Records from a dataset:
============================================================
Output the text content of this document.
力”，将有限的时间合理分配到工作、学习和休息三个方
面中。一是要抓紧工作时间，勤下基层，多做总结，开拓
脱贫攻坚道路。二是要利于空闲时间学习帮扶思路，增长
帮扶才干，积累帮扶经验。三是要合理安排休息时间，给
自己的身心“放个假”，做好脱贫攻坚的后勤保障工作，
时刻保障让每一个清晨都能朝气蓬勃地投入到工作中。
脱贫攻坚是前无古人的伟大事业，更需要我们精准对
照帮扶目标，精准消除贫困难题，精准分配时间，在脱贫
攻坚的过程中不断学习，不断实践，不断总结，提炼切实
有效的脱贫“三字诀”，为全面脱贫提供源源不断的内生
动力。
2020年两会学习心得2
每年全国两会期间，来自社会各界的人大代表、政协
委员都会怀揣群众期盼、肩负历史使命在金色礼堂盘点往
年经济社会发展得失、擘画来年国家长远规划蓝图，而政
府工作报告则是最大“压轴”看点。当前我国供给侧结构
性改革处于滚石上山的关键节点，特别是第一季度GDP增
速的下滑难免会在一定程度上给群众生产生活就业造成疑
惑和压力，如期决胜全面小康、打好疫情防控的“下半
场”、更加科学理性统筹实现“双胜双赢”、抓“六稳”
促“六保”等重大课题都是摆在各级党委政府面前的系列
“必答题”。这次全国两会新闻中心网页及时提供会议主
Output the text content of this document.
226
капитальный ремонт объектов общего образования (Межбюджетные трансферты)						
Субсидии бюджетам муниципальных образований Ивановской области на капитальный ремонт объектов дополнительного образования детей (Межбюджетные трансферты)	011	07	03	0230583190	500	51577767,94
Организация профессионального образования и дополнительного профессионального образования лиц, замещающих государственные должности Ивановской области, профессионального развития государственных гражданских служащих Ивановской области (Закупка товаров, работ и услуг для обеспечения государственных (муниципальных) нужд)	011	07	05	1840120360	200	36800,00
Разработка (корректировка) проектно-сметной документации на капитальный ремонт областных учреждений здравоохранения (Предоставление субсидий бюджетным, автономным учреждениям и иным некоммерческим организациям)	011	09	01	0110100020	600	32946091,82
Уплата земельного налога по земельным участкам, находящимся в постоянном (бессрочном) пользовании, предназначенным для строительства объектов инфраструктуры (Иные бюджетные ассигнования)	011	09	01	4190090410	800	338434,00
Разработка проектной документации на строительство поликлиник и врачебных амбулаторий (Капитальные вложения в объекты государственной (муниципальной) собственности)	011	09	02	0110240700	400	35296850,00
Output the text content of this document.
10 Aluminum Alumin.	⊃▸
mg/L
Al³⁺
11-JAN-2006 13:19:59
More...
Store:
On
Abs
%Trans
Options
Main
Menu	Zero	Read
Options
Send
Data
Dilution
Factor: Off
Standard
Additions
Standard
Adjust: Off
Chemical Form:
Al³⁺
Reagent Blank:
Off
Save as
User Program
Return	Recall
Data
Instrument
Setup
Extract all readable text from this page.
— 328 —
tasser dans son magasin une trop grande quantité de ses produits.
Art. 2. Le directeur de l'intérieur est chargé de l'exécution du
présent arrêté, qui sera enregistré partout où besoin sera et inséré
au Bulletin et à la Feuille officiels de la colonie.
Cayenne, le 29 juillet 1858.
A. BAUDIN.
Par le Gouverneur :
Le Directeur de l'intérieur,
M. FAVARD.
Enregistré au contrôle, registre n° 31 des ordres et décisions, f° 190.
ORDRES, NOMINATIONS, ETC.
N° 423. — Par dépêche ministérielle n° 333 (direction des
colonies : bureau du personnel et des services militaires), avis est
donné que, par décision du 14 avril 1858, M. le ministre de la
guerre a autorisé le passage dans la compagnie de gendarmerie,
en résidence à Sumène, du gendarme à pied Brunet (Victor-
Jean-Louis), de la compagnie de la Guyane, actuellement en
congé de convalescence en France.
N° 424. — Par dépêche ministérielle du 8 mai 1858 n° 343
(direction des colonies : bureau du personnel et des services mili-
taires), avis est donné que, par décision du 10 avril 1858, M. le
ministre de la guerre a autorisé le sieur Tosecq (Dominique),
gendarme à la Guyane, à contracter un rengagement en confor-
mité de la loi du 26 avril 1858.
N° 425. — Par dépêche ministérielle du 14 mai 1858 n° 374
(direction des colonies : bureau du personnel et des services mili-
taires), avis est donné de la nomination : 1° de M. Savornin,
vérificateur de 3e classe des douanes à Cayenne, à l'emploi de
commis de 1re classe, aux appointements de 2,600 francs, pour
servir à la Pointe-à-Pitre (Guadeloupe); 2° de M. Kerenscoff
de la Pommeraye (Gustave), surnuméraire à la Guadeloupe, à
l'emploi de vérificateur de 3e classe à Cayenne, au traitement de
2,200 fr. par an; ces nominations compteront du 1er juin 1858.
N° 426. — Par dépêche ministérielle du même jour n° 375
============================================================
◆ **Request**
Work out how many lines of the listing above include the word "трансферты". Reply with nothing but the count.

◆ **Answer to this problem**
2